- **Exercise**: Write out the material exactly, with the pictures left out.

- **Records provided**:
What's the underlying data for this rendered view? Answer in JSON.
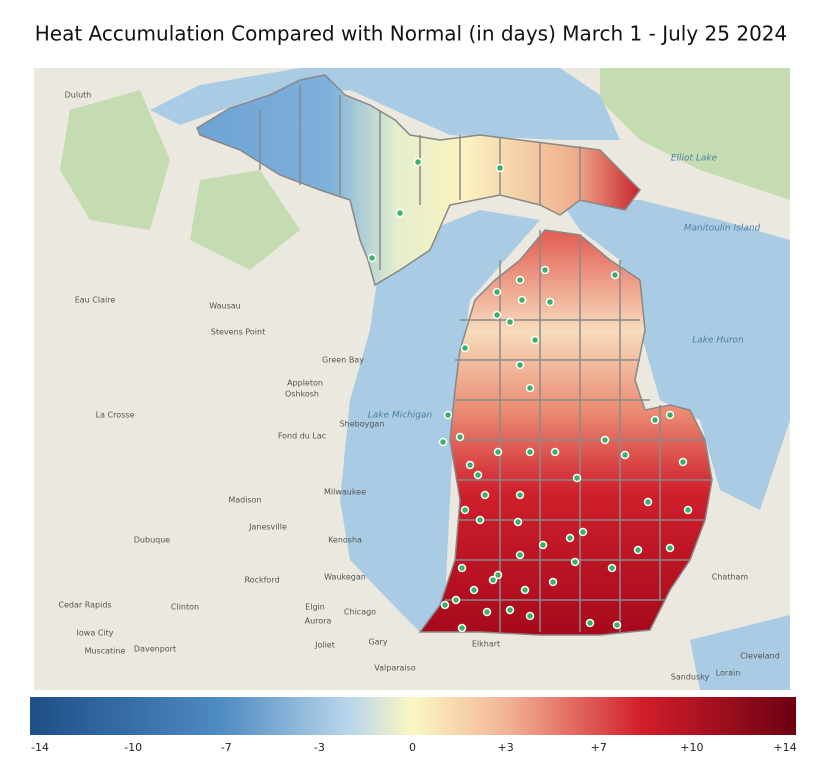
{
  "title": "Heat Accumulation Compared with Normal (in days) March 1 - July 25 2024",
  "colorbar": {
    "ticks": [
      -14,
      -10,
      -7,
      -3,
      0,
      {
        "value": 3,
        "label": "+3"
      },
      {
        "value": 7,
        "label": "+7"
      },
      {
        "value": 10,
        "label": "+10"
      },
      {
        "value": 14,
        "label": "+14"
      }
    ]
  },
  "map_labels": [
    "Duluth",
    "Eau Claire",
    "Wausau",
    "Stevens Point",
    "Appleton",
    "Oshkosh",
    "Green Bay",
    "La Crosse",
    "Fond du Lac",
    "Sheboygan",
    "Lake Michigan",
    "Madison",
    "Milwaukee",
    "Janesville",
    "Dubuque",
    "Kenosha",
    "Waukegan",
    "Rockford",
    "Cedar Rapids",
    "Clinton",
    "Elgin",
    "Aurora",
    "Chicago",
    "Iowa City",
    "Muscatine",
    "Davenport",
    "Joliet",
    "Gary",
    "Elkhart",
    "Valparaiso",
    "Lake Huron",
    "Elliot Lake",
    "Manitoulin Island",
    "Chatham",
    "Cleveland",
    "Sandusky",
    "Lorain"
  ]
}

- **Complete output**:
What's the underlying data for this rendered view? Answer in JSON.
{
  "title": "Heat Accumulation Compared with Normal (in days) March 1 - July 25 2024",
  "colorbar": {
    "ticks": [
      -14,
      -10,
      -7,
      -3,
      0,
      {
        "value": 3,
        "label": "+3"
      },
      {
        "value": 7,
        "label": "+7"
      },
      {
        "value": 10,
        "label": "+10"
      },
      {
        "value": 14,
        "label": "+14"
      }
    ]
  },
  "map_labels": [
    "Duluth",
    "Eau Claire",
    "Wausau",
    "Stevens Point",
    "Appleton",
    "Oshkosh",
    "Green Bay",
    "La Crosse",
    "Fond du Lac",
    "Sheboygan",
    "Lake Michigan",
    "Madison",
    "Milwaukee",
    "Janesville",
    "Dubuque",
    "Kenosha",
    "Waukegan",
    "Rockford",
    "Cedar Rapids",
    "Clinton",
    "Elgin",
    "Aurora",
    "Chicago",
    "Iowa City",
    "Muscatine",
    "Davenport",
    "Joliet",
    "Gary",
    "Elkhart",
    "Valparaiso",
    "Lake Huron",
    "Elliot Lake",
    "Manitoulin Island",
    "Chatham",
    "Cleveland",
    "Sandusky",
    "Lorain"
  ]
}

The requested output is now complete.